▸ **WHAT THE EXERCISE ASKS**:
Counting only lines that hold "Button", give the total and nothing more.

Some records
[Begin]
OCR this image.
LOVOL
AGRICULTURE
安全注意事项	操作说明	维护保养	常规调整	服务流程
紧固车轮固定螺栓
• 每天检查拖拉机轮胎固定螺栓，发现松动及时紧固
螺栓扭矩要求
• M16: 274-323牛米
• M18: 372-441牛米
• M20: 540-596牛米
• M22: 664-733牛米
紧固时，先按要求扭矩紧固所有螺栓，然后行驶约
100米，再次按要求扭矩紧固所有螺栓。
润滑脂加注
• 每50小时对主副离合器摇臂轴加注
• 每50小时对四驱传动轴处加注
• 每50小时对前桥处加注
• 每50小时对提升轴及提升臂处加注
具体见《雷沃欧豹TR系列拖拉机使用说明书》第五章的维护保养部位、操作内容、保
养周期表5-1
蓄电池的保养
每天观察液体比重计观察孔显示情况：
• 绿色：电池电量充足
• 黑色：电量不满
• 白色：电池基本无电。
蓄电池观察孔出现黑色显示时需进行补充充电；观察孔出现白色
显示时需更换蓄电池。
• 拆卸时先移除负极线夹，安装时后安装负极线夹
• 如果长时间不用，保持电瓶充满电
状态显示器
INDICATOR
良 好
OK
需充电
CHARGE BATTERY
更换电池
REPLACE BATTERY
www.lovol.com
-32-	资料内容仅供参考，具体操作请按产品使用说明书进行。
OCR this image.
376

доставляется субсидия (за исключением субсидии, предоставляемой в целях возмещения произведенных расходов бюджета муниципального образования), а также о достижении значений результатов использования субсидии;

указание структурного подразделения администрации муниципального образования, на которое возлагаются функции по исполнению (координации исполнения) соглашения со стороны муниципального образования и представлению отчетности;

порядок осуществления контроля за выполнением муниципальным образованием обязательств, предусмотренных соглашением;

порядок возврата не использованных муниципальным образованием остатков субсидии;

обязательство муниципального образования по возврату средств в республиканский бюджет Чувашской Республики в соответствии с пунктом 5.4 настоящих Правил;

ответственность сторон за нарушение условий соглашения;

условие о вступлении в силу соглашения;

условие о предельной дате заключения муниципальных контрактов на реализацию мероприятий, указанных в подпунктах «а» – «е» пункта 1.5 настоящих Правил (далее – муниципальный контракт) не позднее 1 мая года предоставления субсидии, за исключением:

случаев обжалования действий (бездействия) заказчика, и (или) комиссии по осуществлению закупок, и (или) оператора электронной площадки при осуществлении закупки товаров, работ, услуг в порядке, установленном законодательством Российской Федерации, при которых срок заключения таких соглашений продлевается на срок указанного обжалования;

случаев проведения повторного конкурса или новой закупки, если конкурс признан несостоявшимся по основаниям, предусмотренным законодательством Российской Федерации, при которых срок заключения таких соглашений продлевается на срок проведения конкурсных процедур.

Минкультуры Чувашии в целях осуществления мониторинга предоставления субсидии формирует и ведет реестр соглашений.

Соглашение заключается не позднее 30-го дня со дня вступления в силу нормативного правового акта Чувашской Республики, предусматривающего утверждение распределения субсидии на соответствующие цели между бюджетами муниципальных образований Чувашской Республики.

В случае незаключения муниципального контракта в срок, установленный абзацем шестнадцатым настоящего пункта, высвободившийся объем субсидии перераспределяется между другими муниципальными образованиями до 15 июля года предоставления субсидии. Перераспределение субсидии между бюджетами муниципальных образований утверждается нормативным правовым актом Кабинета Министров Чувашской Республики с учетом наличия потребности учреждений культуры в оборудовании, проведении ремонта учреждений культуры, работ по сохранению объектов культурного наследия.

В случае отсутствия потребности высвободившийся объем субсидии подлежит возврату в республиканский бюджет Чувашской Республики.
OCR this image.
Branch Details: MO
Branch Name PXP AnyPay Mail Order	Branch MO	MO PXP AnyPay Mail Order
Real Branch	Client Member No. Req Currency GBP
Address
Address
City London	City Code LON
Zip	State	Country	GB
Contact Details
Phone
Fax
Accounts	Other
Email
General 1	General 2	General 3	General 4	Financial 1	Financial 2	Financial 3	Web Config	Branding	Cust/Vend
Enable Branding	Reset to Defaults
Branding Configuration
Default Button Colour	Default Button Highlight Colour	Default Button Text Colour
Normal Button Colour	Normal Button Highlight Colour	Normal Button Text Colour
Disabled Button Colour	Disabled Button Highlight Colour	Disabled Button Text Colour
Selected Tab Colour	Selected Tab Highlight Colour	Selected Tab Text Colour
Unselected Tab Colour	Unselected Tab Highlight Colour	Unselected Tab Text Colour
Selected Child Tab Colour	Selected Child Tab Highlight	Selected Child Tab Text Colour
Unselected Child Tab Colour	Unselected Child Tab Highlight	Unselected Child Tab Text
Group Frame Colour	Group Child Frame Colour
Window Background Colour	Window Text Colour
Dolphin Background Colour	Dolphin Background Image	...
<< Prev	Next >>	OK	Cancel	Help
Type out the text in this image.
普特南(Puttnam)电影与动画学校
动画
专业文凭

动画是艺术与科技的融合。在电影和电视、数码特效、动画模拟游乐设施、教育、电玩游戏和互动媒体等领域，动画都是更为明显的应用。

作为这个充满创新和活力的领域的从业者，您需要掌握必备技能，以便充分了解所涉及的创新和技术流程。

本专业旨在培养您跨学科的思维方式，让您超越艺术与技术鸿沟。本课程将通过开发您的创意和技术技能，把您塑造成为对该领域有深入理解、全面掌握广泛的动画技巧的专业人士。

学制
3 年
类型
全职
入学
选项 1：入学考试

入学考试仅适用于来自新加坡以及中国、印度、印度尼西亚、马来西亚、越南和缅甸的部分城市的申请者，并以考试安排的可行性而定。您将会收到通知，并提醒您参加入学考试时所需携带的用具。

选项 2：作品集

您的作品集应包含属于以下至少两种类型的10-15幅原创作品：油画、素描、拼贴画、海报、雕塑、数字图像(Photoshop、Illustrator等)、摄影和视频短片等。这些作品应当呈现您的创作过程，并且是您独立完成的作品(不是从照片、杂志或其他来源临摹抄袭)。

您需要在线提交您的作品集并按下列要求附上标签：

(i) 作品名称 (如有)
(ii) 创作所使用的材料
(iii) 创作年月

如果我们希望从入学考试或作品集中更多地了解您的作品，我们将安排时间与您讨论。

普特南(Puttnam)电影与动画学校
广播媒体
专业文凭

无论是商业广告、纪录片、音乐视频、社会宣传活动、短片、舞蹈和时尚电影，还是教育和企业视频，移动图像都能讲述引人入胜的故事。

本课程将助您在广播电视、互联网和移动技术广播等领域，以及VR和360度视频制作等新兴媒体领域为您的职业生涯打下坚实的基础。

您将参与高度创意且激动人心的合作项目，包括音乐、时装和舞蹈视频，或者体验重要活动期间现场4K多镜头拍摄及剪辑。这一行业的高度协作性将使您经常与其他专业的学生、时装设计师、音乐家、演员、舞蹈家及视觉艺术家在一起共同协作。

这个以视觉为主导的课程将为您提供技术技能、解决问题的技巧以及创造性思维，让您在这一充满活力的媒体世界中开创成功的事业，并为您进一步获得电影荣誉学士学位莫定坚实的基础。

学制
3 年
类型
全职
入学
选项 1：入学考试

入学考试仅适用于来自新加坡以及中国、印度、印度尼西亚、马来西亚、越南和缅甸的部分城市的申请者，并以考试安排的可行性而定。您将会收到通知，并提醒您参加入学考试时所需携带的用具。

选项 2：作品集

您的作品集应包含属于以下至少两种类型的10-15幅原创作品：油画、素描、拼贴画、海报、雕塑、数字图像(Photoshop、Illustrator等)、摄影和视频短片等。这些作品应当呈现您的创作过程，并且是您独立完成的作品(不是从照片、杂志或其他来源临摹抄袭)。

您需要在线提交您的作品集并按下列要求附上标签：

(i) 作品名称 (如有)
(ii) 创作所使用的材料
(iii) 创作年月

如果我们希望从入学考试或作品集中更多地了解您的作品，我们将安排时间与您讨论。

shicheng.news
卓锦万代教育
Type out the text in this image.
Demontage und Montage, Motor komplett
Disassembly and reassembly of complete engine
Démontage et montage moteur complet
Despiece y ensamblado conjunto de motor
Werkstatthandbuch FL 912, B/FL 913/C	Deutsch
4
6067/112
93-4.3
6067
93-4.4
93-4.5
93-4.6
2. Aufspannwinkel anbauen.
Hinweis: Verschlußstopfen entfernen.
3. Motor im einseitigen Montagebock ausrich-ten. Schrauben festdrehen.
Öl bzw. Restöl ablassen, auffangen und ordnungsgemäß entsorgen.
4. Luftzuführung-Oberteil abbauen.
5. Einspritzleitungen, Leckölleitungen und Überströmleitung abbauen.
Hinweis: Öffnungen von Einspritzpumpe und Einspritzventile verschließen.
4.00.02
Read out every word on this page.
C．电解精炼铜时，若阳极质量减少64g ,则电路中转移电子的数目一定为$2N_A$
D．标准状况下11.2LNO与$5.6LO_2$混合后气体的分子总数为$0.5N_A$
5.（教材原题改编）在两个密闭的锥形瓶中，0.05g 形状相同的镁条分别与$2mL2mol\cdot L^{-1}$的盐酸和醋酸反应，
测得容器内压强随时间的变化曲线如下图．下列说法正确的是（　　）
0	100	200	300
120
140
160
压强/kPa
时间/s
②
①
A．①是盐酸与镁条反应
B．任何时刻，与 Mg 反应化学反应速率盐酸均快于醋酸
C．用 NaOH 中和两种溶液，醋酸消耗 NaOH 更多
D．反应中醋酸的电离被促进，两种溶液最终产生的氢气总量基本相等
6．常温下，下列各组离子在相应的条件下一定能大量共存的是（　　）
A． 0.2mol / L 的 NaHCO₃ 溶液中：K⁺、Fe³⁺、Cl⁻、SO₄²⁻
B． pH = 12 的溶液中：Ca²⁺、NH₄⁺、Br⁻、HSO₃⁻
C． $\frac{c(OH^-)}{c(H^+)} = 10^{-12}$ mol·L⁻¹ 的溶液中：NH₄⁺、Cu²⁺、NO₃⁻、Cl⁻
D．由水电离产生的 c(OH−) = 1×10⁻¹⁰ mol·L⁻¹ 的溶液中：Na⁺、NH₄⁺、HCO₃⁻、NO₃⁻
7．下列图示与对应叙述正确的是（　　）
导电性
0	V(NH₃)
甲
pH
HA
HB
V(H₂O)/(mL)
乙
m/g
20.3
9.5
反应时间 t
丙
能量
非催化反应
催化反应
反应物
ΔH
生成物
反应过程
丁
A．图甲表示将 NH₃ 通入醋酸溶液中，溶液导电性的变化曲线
[End]
▸ **SOLUTION TO THIS EXERCISE**:
3